▶ **EXERCISE DETAILS**
Print out each record below, unaltered and complete, without its images.

[Collected data entries]
:::::
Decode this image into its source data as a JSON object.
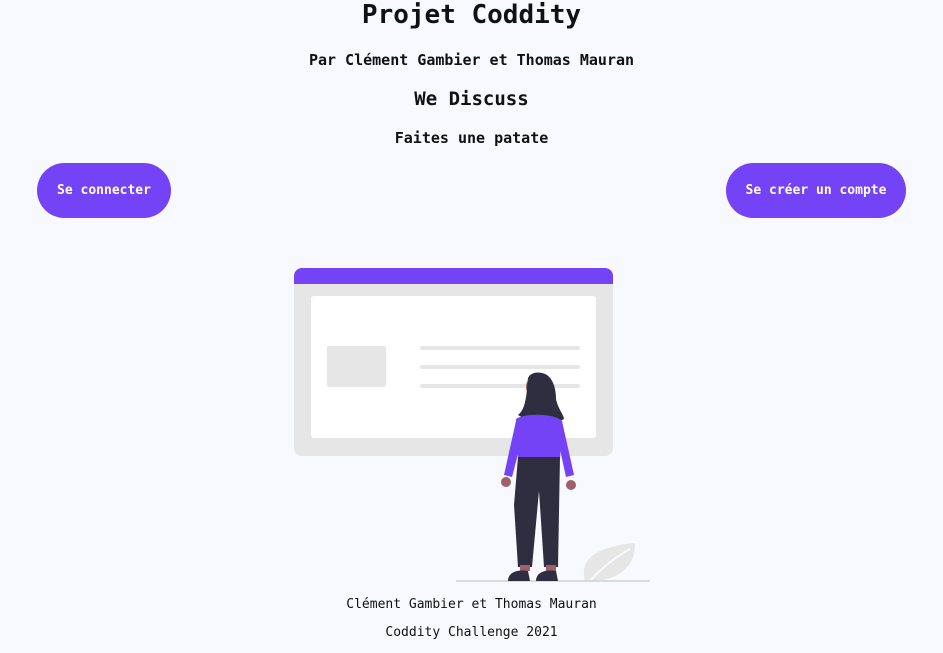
{
  "header": {
    "title": "Projet Coddity",
    "subtitle": "Par Clément Gambier et Thomas Mauran",
    "heading": "We Discuss",
    "tagline": "Faites une patate"
  },
  "actions": {
    "login_label": "Se connecter",
    "signup_label": "Se créer un compte"
  },
  "illustration": {
    "icon": "person-viewing-webpage-illustration",
    "accent_color": "#7343f5"
  },
  "footer": {
    "names": "Clément Gambier et Thomas Mauran",
    "event": "Coddity Challenge 2021"
  },
  "colors": {
    "background": "#f8f9fe",
    "accent": "#7343f5",
    "button_text": "#ffffff"
  }
}
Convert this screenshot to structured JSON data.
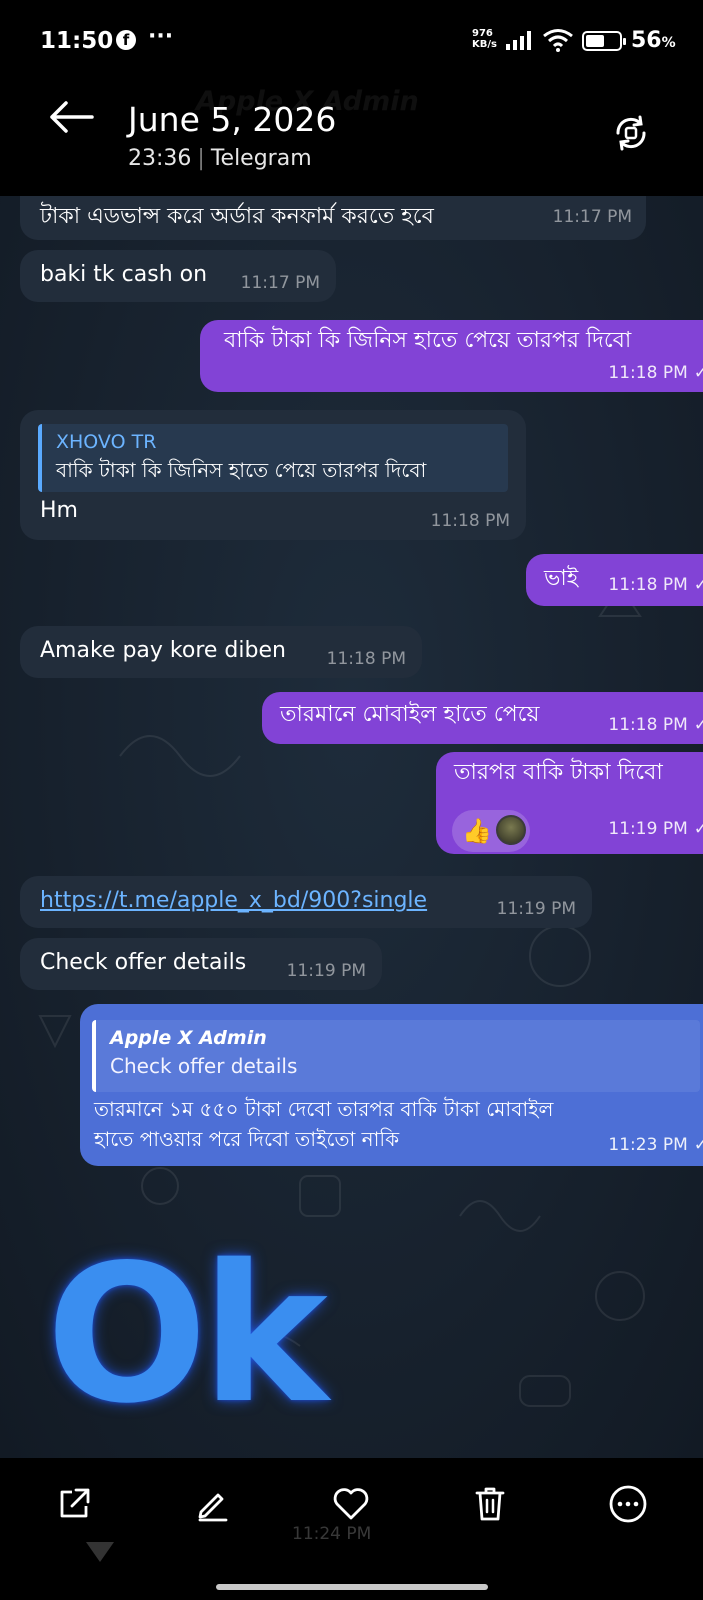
{
  "status_bar": {
    "time": "11:50",
    "more": "···",
    "net_speed_value": "976",
    "net_speed_unit": "KB/s",
    "battery_percent": "56",
    "battery_unit": "%",
    "battery_level": 0.56
  },
  "header": {
    "title": "June 5, 2026",
    "time": "23:36",
    "source": "Telegram",
    "ghost_chat_name": "Apple X Admin"
  },
  "messages": [
    {
      "dir": "in",
      "text": "টাকা এডভান্স করে অর্ডার কনফার্ম করতে হবে",
      "time": "11:17 PM"
    },
    {
      "dir": "in",
      "text": "baki tk cash on",
      "time": "11:17 PM"
    },
    {
      "dir": "out",
      "text": "বাকি টাকা কি জিনিস হাতে পেয়ে তারপর দিবো",
      "time": "11:18 PM"
    },
    {
      "dir": "in",
      "reply_name": "XHOVO TR",
      "reply_text": "বাকি টাকা কি জিনিস হাতে পেয়ে তারপর দিবো",
      "text": "Hm",
      "time": "11:18 PM"
    },
    {
      "dir": "out",
      "text": "ভাই",
      "time": "11:18 PM"
    },
    {
      "dir": "in",
      "text": "Amake pay kore diben",
      "time": "11:18 PM"
    },
    {
      "dir": "out",
      "text": "তারমানে মোবাইল হাতে পেয়ে",
      "time": "11:18 PM"
    },
    {
      "dir": "out",
      "text": "তারপর বাকি টাকা দিবো",
      "reaction": "👍",
      "time": "11:19 PM"
    },
    {
      "dir": "in",
      "text": "https://t.me/apple_x_bd/900?single",
      "time": "11:19 PM"
    },
    {
      "dir": "in",
      "text": "Check offer details",
      "time": "11:19 PM"
    },
    {
      "dir": "out",
      "reply_name": "Apple X Admin",
      "reply_text": "Check offer details",
      "line1": "তারমানে ১ম ৫৫০ টাকা দেবো তারপর বাকি টাকা মোবাইল",
      "line2": "হাতে পাওয়ার পরে দিবো তাইতো নাকি",
      "time": "11:23 PM"
    }
  ],
  "sticker_text": "Ok",
  "under_time": "11:24 PM",
  "toolbar": {
    "share": "share-icon",
    "edit": "edit-icon",
    "favorite": "heart-icon",
    "delete": "trash-icon",
    "more": "more-icon"
  },
  "colors": {
    "outgoing_bubble": "#8243d6",
    "incoming_bubble": "#222d3b",
    "reply_bubble": "#4d6fd6",
    "link": "#6cb4ff",
    "sticker": "#3a8ef0"
  }
}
:::::
▶ **REPLY**
Decode this image into its source data as a JSON object.
{
  "header": {
    "title": "Projet Coddity",
    "subtitle": "Par Clément Gambier et Thomas Mauran",
    "heading": "We Discuss",
    "tagline": "Faites une patate"
  },
  "actions": {
    "login_label": "Se connecter",
    "signup_label": "Se créer un compte"
  },
  "illustration": {
    "icon": "person-viewing-webpage-illustration",
    "accent_color": "#7343f5"
  },
  "footer": {
    "names": "Clément Gambier et Thomas Mauran",
    "event": "Coddity Challenge 2021"
  },
  "colors": {
    "background": "#f8f9fe",
    "accent": "#7343f5",
    "button_text": "#ffffff"
  }
}
Convert this screenshot to structured JSON data.
{
  "status_bar": {
    "time": "11:50",
    "more": "···",
    "net_speed_value": "976",
    "net_speed_unit": "KB/s",
    "battery_percent": "56",
    "battery_unit": "%",
    "battery_level": 0.56
  },
  "header": {
    "title": "June 5, 2026",
    "time": "23:36",
    "source": "Telegram",
    "ghost_chat_name": "Apple X Admin"
  },
  "messages": [
    {
      "dir": "in",
      "text": "টাকা এডভান্স করে অর্ডার কনফার্ম করতে হবে",
      "time": "11:17 PM"
    },
    {
      "dir": "in",
      "text": "baki tk cash on",
      "time": "11:17 PM"
    },
    {
      "dir": "out",
      "text": "বাকি টাকা কি জিনিস হাতে পেয়ে তারপর দিবো",
      "time": "11:18 PM"
    },
    {
      "dir": "in",
      "reply_name": "XHOVO TR",
      "reply_text": "বাকি টাকা কি জিনিস হাতে পেয়ে তারপর দিবো",
      "text": "Hm",
      "time": "11:18 PM"
    },
    {
      "dir": "out",
      "text": "ভাই",
      "time": "11:18 PM"
    },
    {
      "dir": "in",
      "text": "Amake pay kore diben",
      "time": "11:18 PM"
    },
    {
      "dir": "out",
      "text": "তারমানে মোবাইল হাতে পেয়ে",
      "time": "11:18 PM"
    },
    {
      "dir": "out",
      "text": "তারপর বাকি টাকা দিবো",
      "reaction": "👍",
      "time": "11:19 PM"
    },
    {
      "dir": "in",
      "text": "https://t.me/apple_x_bd/900?single",
      "time": "11:19 PM"
    },
    {
      "dir": "in",
      "text": "Check offer details",
      "time": "11:19 PM"
    },
    {
      "dir": "out",
      "reply_name": "Apple X Admin",
      "reply_text": "Check offer details",
      "line1": "তারমানে ১ম ৫৫০ টাকা দেবো তারপর বাকি টাকা মোবাইল",
      "line2": "হাতে পাওয়ার পরে দিবো তাইতো নাকি",
      "time": "11:23 PM"
    }
  ],
  "sticker_text": "Ok",
  "under_time": "11:24 PM",
  "toolbar": {
    "share": "share-icon",
    "edit": "edit-icon",
    "favorite": "heart-icon",
    "delete": "trash-icon",
    "more": "more-icon"
  },
  "colors": {
    "outgoing_bubble": "#8243d6",
    "incoming_bubble": "#222d3b",
    "reply_bubble": "#4d6fd6",
    "link": "#6cb4ff",
    "sticker": "#3a8ef0"
  }
}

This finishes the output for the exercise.